Exercise materials =>
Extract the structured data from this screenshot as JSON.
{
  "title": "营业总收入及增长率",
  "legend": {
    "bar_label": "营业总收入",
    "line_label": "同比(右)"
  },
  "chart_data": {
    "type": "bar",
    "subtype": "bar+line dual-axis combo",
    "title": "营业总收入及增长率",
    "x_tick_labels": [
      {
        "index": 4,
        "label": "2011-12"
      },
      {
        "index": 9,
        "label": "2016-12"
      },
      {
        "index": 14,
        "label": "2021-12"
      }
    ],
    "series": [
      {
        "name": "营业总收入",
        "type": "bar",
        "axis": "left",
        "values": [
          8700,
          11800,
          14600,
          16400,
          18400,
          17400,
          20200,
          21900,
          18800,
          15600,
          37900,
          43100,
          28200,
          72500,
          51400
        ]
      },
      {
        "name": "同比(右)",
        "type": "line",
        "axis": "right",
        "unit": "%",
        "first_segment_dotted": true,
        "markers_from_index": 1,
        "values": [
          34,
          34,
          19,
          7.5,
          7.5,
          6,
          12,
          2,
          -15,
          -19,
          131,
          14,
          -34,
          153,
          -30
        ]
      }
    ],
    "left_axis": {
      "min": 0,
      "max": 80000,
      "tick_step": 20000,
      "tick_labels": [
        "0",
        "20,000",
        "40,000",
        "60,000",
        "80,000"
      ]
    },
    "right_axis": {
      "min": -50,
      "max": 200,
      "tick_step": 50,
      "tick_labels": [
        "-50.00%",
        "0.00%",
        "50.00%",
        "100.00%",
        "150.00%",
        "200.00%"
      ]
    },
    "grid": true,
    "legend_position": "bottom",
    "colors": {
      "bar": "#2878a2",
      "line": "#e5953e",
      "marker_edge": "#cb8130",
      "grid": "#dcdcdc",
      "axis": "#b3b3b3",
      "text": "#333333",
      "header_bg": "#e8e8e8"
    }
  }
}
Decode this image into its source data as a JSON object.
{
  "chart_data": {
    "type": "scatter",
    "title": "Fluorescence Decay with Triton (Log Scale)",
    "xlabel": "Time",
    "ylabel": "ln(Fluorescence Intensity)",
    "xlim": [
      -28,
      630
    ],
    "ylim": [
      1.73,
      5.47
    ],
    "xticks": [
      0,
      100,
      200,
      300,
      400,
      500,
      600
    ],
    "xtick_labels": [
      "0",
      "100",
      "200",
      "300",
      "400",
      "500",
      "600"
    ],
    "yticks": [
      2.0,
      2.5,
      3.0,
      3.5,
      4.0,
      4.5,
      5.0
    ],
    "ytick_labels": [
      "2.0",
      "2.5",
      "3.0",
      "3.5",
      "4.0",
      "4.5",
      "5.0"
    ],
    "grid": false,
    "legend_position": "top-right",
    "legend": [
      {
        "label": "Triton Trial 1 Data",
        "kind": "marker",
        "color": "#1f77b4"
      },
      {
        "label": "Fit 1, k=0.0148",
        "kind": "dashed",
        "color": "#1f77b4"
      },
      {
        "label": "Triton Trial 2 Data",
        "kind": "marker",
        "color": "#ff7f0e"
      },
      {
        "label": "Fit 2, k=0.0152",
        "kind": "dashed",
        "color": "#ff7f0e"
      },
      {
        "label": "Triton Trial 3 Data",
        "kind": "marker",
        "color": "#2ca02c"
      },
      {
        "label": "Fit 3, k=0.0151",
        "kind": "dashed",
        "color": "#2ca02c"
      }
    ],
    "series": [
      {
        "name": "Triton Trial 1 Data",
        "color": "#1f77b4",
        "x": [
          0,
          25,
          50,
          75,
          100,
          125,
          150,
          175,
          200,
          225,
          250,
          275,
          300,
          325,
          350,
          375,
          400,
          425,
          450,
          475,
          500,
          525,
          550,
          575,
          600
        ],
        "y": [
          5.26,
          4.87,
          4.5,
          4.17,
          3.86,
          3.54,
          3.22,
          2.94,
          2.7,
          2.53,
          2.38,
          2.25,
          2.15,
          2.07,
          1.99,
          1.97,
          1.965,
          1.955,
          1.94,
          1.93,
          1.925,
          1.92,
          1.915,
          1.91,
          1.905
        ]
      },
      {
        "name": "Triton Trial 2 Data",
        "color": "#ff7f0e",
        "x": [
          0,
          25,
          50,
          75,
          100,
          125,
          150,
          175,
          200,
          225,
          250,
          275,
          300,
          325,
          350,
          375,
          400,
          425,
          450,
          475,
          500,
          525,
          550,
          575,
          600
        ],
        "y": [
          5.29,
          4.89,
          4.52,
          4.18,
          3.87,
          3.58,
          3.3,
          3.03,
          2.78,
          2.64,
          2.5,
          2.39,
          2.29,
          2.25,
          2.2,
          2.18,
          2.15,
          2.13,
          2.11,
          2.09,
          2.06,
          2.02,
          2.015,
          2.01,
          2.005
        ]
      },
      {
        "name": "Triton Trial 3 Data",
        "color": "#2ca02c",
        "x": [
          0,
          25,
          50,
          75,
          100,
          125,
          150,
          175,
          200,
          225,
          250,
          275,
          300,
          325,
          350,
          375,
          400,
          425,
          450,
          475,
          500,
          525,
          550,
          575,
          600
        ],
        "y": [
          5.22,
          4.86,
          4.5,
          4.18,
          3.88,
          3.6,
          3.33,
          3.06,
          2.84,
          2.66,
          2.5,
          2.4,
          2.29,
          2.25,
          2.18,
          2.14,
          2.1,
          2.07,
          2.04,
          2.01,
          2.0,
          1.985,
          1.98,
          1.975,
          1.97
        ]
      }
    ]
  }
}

Exercise brief => Every entry needs to be retyped exactly.

Task result =>
Extract the structured data from this screenshot as JSON.
{
  "title": "营业总收入及增长率",
  "legend": {
    "bar_label": "营业总收入",
    "line_label": "同比(右)"
  },
  "chart_data": {
    "type": "bar",
    "subtype": "bar+line dual-axis combo",
    "title": "营业总收入及增长率",
    "x_tick_labels": [
      {
        "index": 4,
        "label": "2011-12"
      },
      {
        "index": 9,
        "label": "2016-12"
      },
      {
        "index": 14,
        "label": "2021-12"
      }
    ],
    "series": [
      {
        "name": "营业总收入",
        "type": "bar",
        "axis": "left",
        "values": [
          8700,
          11800,
          14600,
          16400,
          18400,
          17400,
          20200,
          21900,
          18800,
          15600,
          37900,
          43100,
          28200,
          72500,
          51400
        ]
      },
      {
        "name": "同比(右)",
        "type": "line",
        "axis": "right",
        "unit": "%",
        "first_segment_dotted": true,
        "markers_from_index": 1,
        "values": [
          34,
          34,
          19,
          7.5,
          7.5,
          6,
          12,
          2,
          -15,
          -19,
          131,
          14,
          -34,
          153,
          -30
        ]
      }
    ],
    "left_axis": {
      "min": 0,
      "max": 80000,
      "tick_step": 20000,
      "tick_labels": [
        "0",
        "20,000",
        "40,000",
        "60,000",
        "80,000"
      ]
    },
    "right_axis": {
      "min": -50,
      "max": 200,
      "tick_step": 50,
      "tick_labels": [
        "-50.00%",
        "0.00%",
        "50.00%",
        "100.00%",
        "150.00%",
        "200.00%"
      ]
    },
    "grid": true,
    "legend_position": "bottom",
    "colors": {
      "bar": "#2878a2",
      "line": "#e5953e",
      "marker_edge": "#cb8130",
      "grid": "#dcdcdc",
      "axis": "#b3b3b3",
      "text": "#333333",
      "header_bg": "#e8e8e8"
    }
  }
}
Decode this image into its source data as a JSON object.
{
  "chart_data": {
    "type": "scatter",
    "title": "Fluorescence Decay with Triton (Log Scale)",
    "xlabel": "Time",
    "ylabel": "ln(Fluorescence Intensity)",
    "xlim": [
      -28,
      630
    ],
    "ylim": [
      1.73,
      5.47
    ],
    "xticks": [
      0,
      100,
      200,
      300,
      400,
      500,
      600
    ],
    "xtick_labels": [
      "0",
      "100",
      "200",
      "300",
      "400",
      "500",
      "600"
    ],
    "yticks": [
      2.0,
      2.5,
      3.0,
      3.5,
      4.0,
      4.5,
      5.0
    ],
    "ytick_labels": [
      "2.0",
      "2.5",
      "3.0",
      "3.5",
      "4.0",
      "4.5",
      "5.0"
    ],
    "grid": false,
    "legend_position": "top-right",
    "legend": [
      {
        "label": "Triton Trial 1 Data",
        "kind": "marker",
        "color": "#1f77b4"
      },
      {
        "label": "Fit 1, k=0.0148",
        "kind": "dashed",
        "color": "#1f77b4"
      },
      {
        "label": "Triton Trial 2 Data",
        "kind": "marker",
        "color": "#ff7f0e"
      },
      {
        "label": "Fit 2, k=0.0152",
        "kind": "dashed",
        "color": "#ff7f0e"
      },
      {
        "label": "Triton Trial 3 Data",
        "kind": "marker",
        "color": "#2ca02c"
      },
      {
        "label": "Fit 3, k=0.0151",
        "kind": "dashed",
        "color": "#2ca02c"
      }
    ],
    "series": [
      {
        "name": "Triton Trial 1 Data",
        "color": "#1f77b4",
        "x": [
          0,
          25,
          50,
          75,
          100,
          125,
          150,
          175,
          200,
          225,
          250,
          275,
          300,
          325,
          350,
          375,
          400,
          425,
          450,
          475,
          500,
          525,
          550,
          575,
          600
        ],
        "y": [
          5.26,
          4.87,
          4.5,
          4.17,
          3.86,
          3.54,
          3.22,
          2.94,
          2.7,
          2.53,
          2.38,
          2.25,
          2.15,
          2.07,
          1.99,
          1.97,
          1.965,
          1.955,
          1.94,
          1.93,
          1.925,
          1.92,
          1.915,
          1.91,
          1.905
        ]
      },
      {
        "name": "Triton Trial 2 Data",
        "color": "#ff7f0e",
        "x": [
          0,
          25,
          50,
          75,
          100,
          125,
          150,
          175,
          200,
          225,
          250,
          275,
          300,
          325,
          350,
          375,
          400,
          425,
          450,
          475,
          500,
          525,
          550,
          575,
          600
        ],
        "y": [
          5.29,
          4.89,
          4.52,
          4.18,
          3.87,
          3.58,
          3.3,
          3.03,
          2.78,
          2.64,
          2.5,
          2.39,
          2.29,
          2.25,
          2.2,
          2.18,
          2.15,
          2.13,
          2.11,
          2.09,
          2.06,
          2.02,
          2.015,
          2.01,
          2.005
        ]
      },
      {
        "name": "Triton Trial 3 Data",
        "color": "#2ca02c",
        "x": [
          0,
          25,
          50,
          75,
          100,
          125,
          150,
          175,
          200,
          225,
          250,
          275,
          300,
          325,
          350,
          375,
          400,
          425,
          450,
          475,
          500,
          525,
          550,
          575,
          600
        ],
        "y": [
          5.22,
          4.86,
          4.5,
          4.18,
          3.88,
          3.6,
          3.33,
          3.06,
          2.84,
          2.66,
          2.5,
          2.4,
          2.29,
          2.25,
          2.18,
          2.14,
          2.1,
          2.07,
          2.04,
          2.01,
          2.0,
          1.985,
          1.98,
          1.975,
          1.97
        ]
      }
    ]
  }
}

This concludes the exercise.